• **WORK INSTRUCTIONS**:
Count the lines below that contain "this". Give only the number.

• **AVAILABLE RECORDS**:

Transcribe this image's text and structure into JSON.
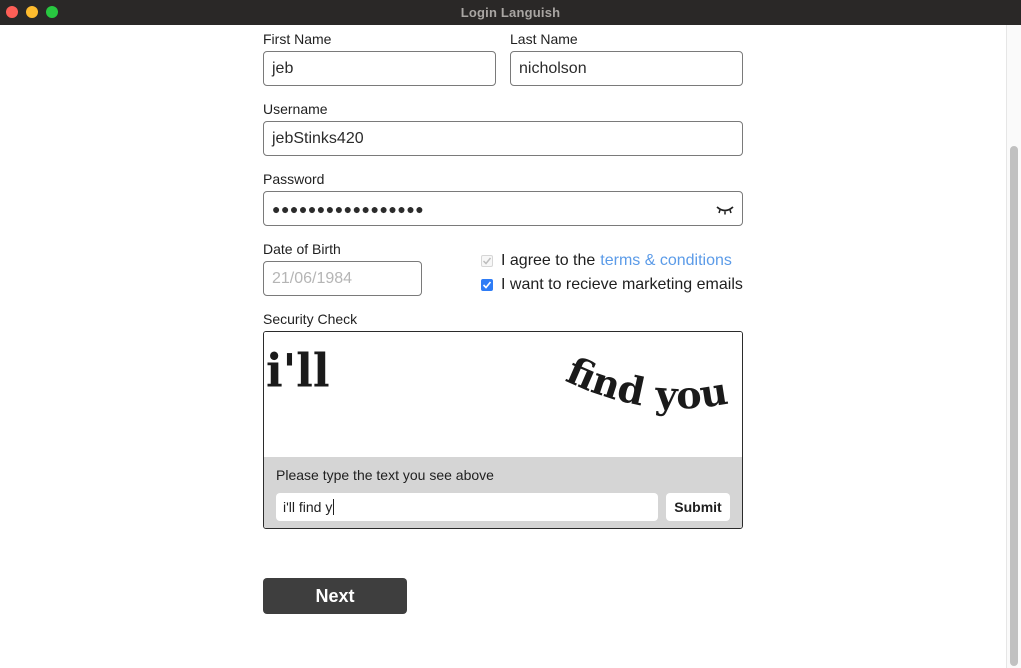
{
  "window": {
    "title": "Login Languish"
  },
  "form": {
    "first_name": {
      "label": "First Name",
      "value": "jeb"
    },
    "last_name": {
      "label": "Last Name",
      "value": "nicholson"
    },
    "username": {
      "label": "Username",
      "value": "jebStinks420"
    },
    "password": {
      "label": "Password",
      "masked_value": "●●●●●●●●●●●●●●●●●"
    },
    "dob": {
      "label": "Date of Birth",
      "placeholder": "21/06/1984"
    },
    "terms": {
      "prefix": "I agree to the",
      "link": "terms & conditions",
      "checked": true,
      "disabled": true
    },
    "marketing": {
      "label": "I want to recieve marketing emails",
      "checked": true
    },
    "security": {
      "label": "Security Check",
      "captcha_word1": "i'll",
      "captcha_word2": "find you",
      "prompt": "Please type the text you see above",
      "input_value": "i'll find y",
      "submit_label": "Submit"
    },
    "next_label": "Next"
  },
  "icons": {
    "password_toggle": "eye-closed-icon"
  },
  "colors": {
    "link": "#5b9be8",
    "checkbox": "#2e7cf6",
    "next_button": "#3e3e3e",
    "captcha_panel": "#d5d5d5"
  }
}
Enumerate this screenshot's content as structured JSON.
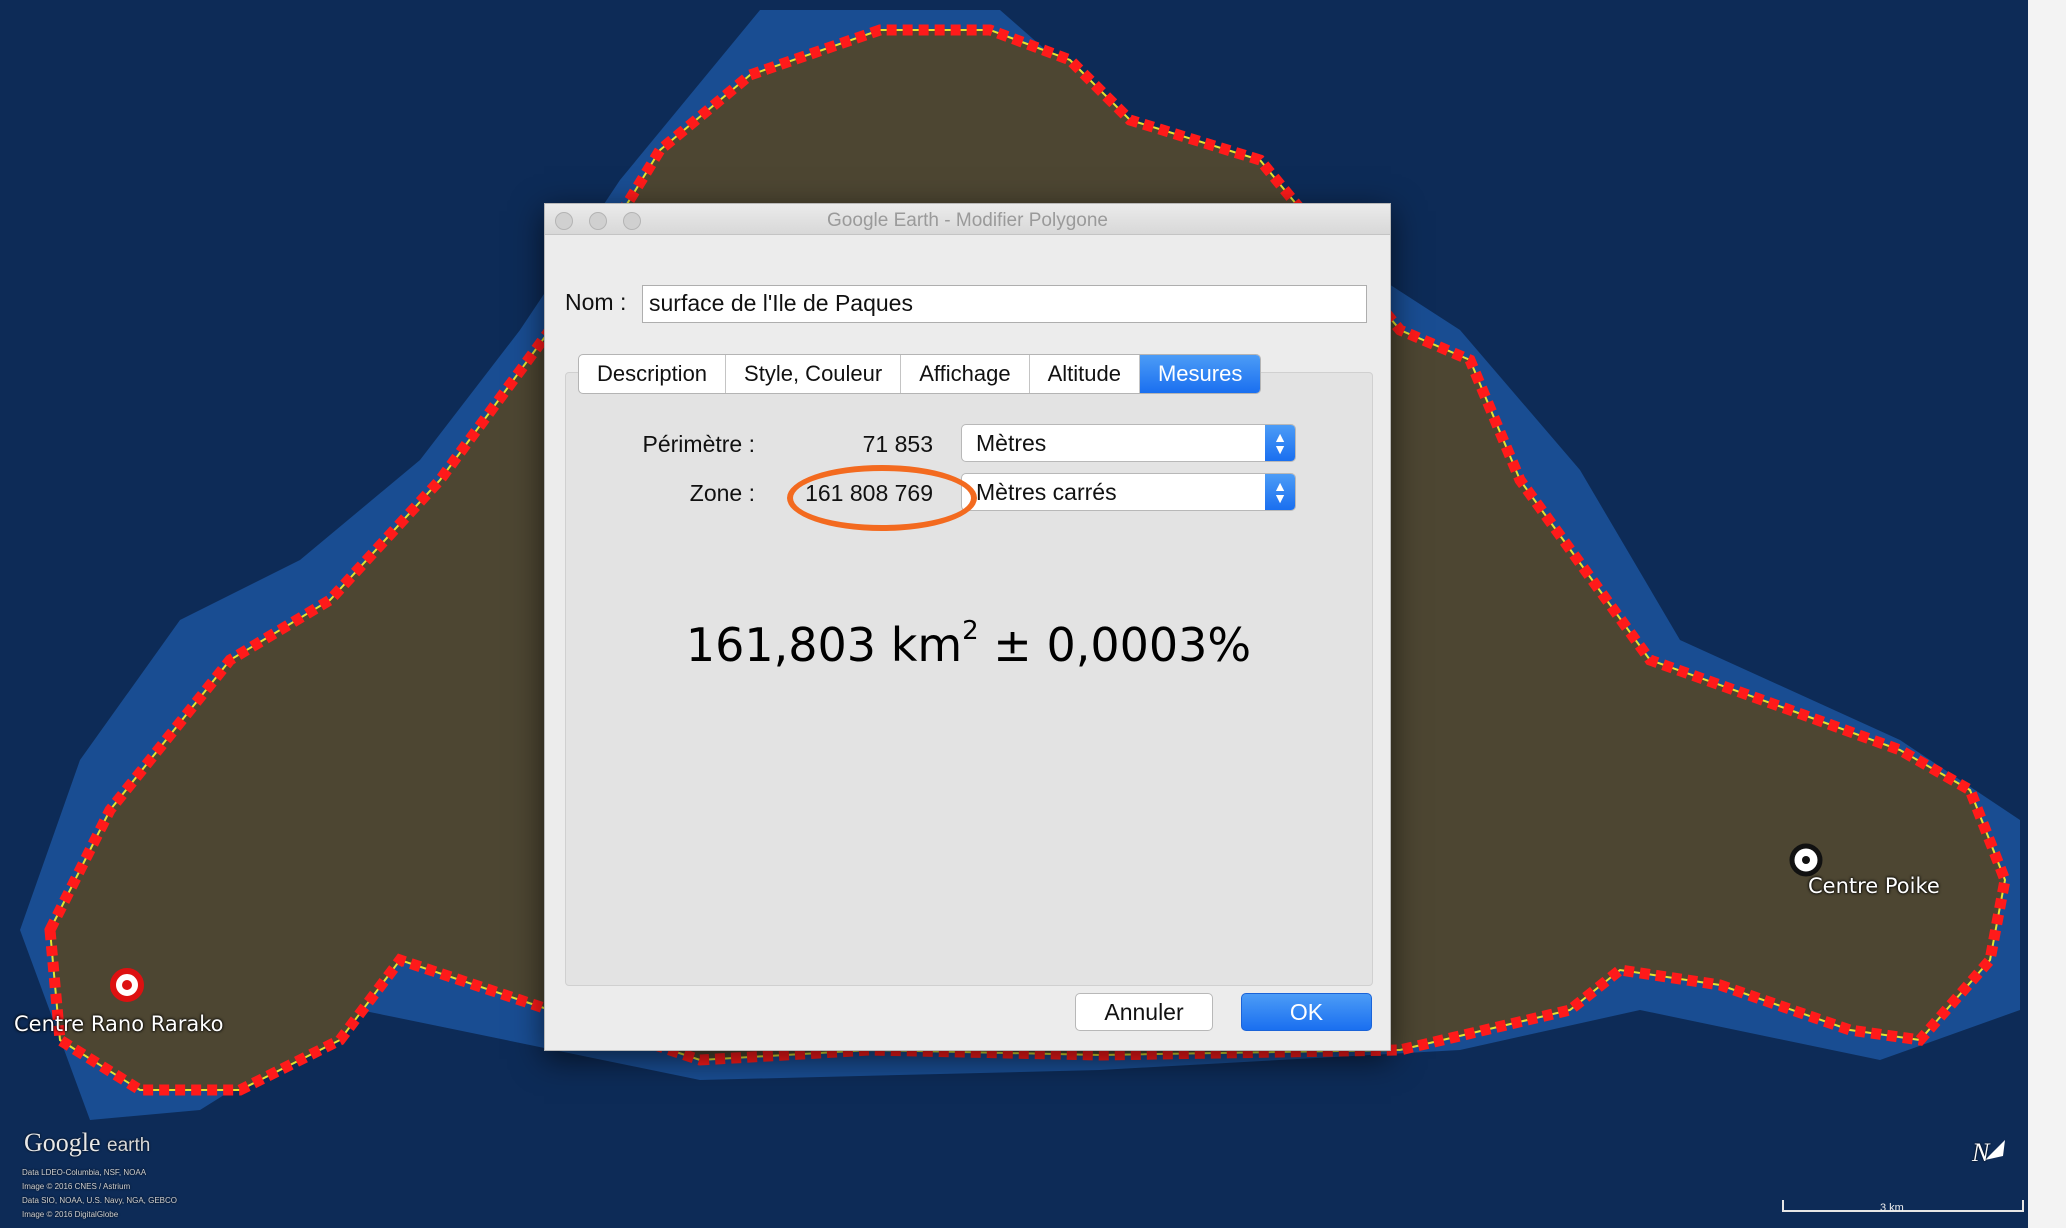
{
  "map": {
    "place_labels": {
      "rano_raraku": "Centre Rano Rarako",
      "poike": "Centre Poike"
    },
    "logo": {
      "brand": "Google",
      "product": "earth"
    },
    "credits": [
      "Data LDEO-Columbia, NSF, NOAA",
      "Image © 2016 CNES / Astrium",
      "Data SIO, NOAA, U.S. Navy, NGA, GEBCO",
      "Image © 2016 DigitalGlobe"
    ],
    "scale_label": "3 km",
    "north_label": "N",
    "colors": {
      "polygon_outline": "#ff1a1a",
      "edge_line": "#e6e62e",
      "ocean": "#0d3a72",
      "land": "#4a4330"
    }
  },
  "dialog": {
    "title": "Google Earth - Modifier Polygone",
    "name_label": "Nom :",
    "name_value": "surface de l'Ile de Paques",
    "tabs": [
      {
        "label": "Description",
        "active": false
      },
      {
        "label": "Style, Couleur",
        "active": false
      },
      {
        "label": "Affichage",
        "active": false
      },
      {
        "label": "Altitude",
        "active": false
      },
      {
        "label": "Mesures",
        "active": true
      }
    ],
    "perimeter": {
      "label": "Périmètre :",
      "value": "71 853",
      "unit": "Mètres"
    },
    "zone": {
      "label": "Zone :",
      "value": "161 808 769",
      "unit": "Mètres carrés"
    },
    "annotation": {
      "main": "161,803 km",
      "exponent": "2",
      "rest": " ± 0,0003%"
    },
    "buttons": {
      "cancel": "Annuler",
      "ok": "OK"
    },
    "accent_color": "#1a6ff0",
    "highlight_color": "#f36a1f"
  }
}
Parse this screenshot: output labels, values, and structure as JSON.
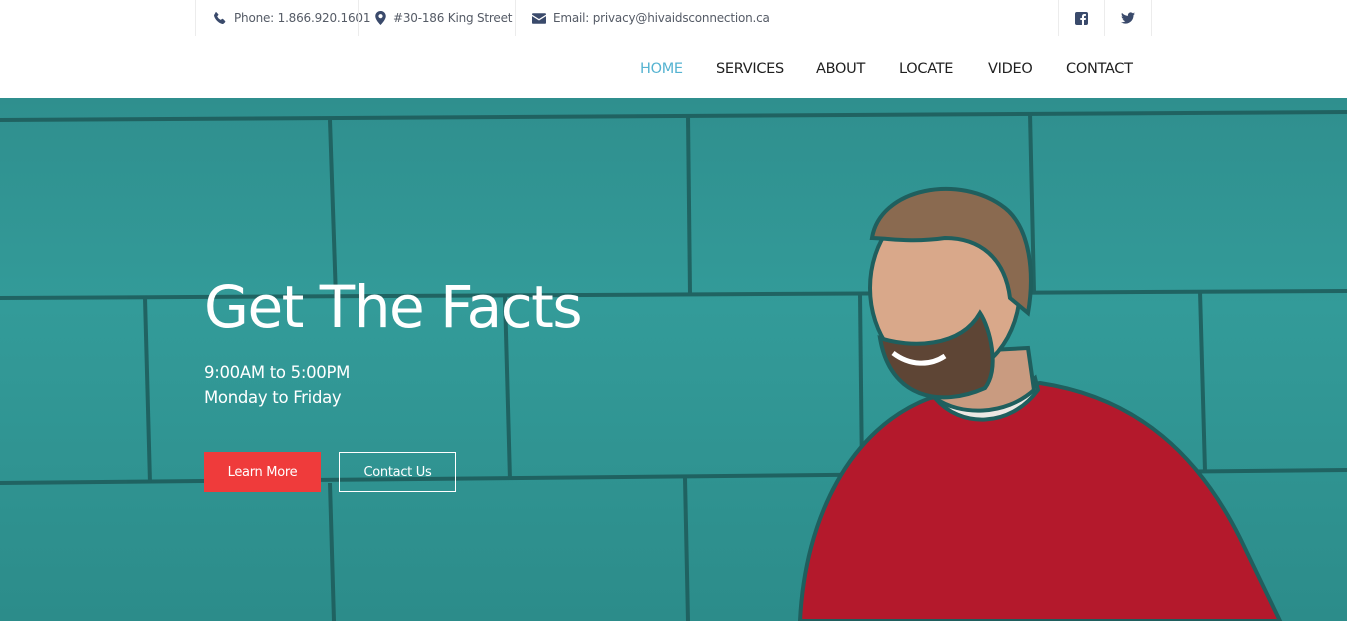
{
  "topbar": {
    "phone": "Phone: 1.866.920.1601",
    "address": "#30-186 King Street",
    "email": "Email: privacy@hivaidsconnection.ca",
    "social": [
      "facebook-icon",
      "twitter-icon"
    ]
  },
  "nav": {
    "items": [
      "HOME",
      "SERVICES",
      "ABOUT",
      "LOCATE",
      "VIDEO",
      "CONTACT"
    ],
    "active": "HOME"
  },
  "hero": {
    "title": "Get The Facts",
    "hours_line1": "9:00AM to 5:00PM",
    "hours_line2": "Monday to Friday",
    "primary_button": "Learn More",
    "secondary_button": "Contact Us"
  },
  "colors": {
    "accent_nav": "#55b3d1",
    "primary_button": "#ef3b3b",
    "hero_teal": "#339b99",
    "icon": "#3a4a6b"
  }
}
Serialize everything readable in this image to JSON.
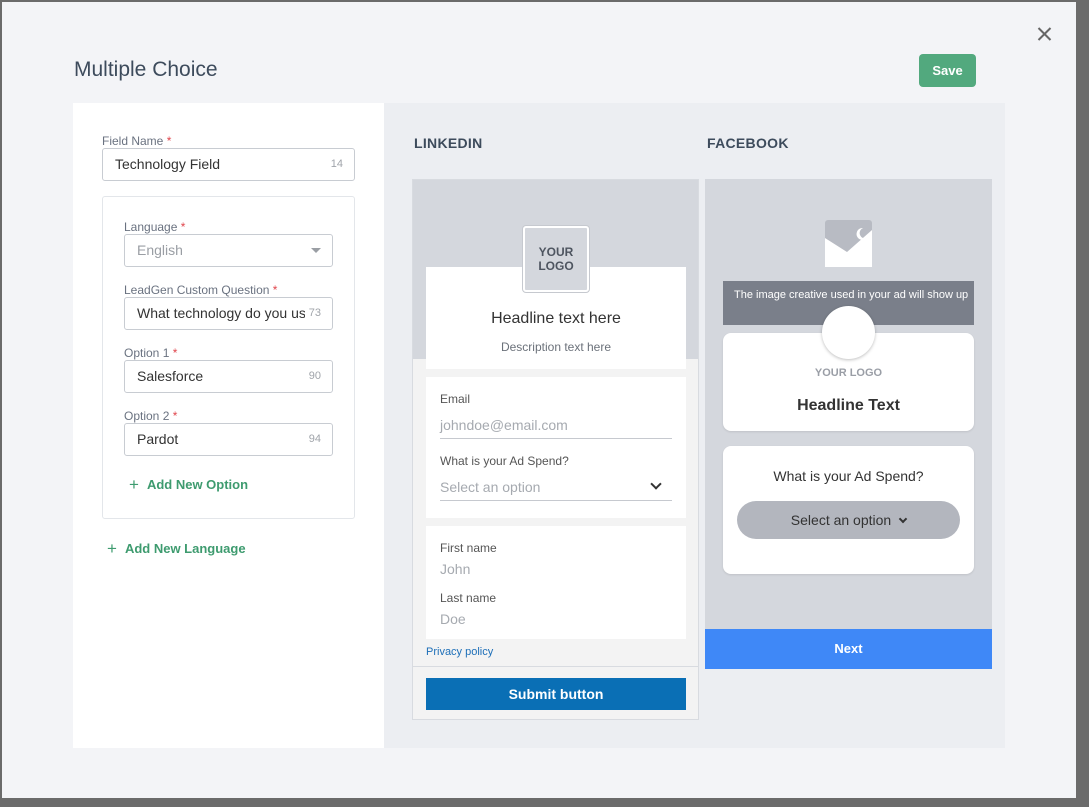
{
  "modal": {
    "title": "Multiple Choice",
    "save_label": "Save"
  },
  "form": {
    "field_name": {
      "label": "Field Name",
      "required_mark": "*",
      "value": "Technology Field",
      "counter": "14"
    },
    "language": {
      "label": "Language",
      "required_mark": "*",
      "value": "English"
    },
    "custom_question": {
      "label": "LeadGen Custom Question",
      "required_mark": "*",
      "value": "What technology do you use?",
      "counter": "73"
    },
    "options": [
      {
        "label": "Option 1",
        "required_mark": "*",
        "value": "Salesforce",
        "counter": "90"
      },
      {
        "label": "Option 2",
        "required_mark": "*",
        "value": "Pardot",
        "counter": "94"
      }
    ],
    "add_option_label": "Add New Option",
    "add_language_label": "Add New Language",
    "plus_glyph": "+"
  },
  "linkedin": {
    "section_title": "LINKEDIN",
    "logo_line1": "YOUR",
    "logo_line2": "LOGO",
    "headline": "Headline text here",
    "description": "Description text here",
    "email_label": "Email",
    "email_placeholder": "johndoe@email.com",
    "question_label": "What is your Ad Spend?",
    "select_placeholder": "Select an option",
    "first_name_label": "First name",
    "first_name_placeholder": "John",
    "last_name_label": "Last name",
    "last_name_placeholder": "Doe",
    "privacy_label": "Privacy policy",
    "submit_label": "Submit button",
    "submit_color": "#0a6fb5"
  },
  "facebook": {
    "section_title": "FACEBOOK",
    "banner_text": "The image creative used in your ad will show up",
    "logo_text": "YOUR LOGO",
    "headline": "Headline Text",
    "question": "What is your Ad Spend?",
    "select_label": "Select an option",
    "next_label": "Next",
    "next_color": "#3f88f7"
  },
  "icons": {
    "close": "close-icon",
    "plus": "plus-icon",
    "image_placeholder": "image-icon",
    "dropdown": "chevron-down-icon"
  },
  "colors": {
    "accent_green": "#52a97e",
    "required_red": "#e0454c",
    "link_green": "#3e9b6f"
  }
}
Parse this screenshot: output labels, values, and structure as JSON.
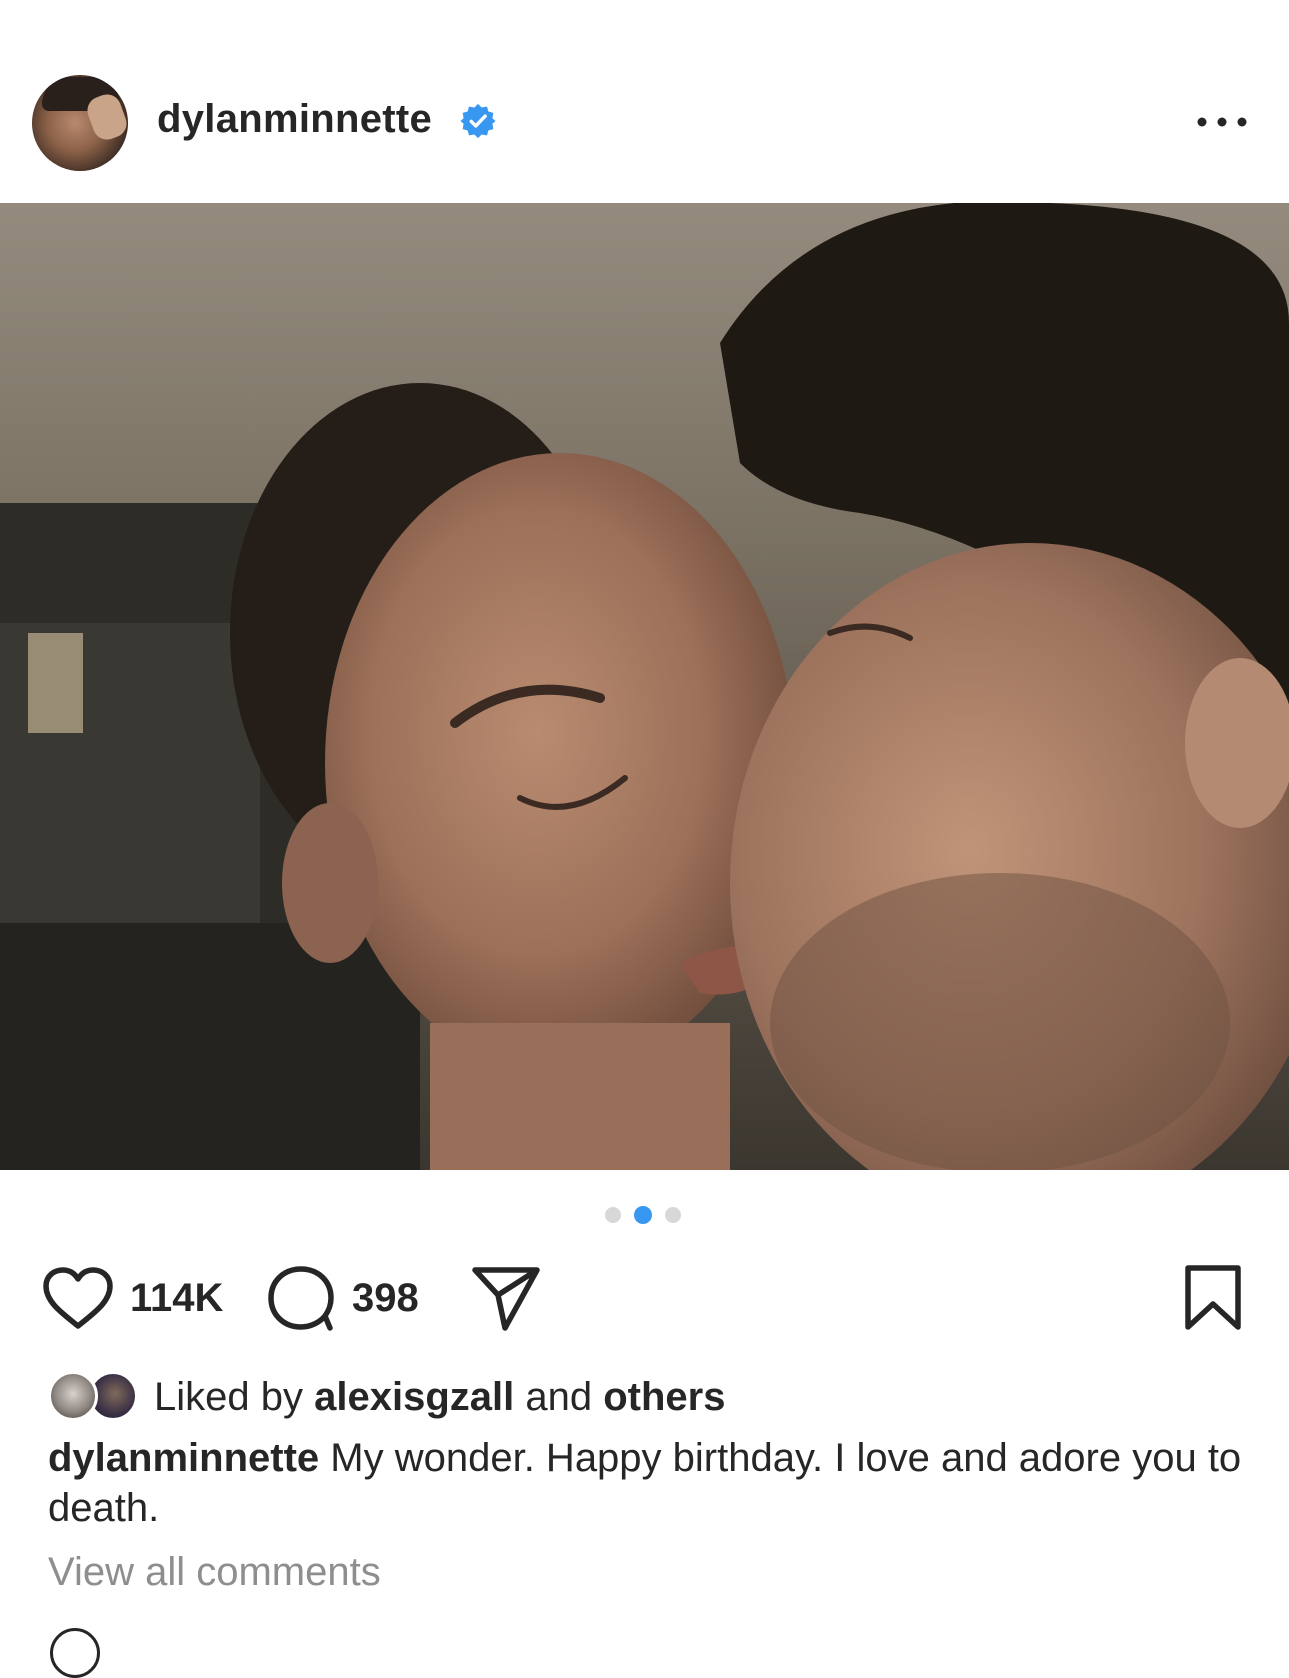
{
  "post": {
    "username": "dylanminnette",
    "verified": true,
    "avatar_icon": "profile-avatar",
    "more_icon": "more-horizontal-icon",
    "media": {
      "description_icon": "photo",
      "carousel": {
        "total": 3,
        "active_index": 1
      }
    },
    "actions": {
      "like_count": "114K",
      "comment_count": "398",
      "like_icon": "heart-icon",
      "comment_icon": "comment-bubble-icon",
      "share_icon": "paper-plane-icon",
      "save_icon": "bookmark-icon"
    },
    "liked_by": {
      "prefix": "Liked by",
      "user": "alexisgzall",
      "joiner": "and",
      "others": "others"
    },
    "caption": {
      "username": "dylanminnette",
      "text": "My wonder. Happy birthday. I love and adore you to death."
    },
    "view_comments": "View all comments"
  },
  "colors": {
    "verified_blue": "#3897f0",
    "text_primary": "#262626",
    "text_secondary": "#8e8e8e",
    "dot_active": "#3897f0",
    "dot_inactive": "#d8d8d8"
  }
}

• **FINAL RESULT**:
5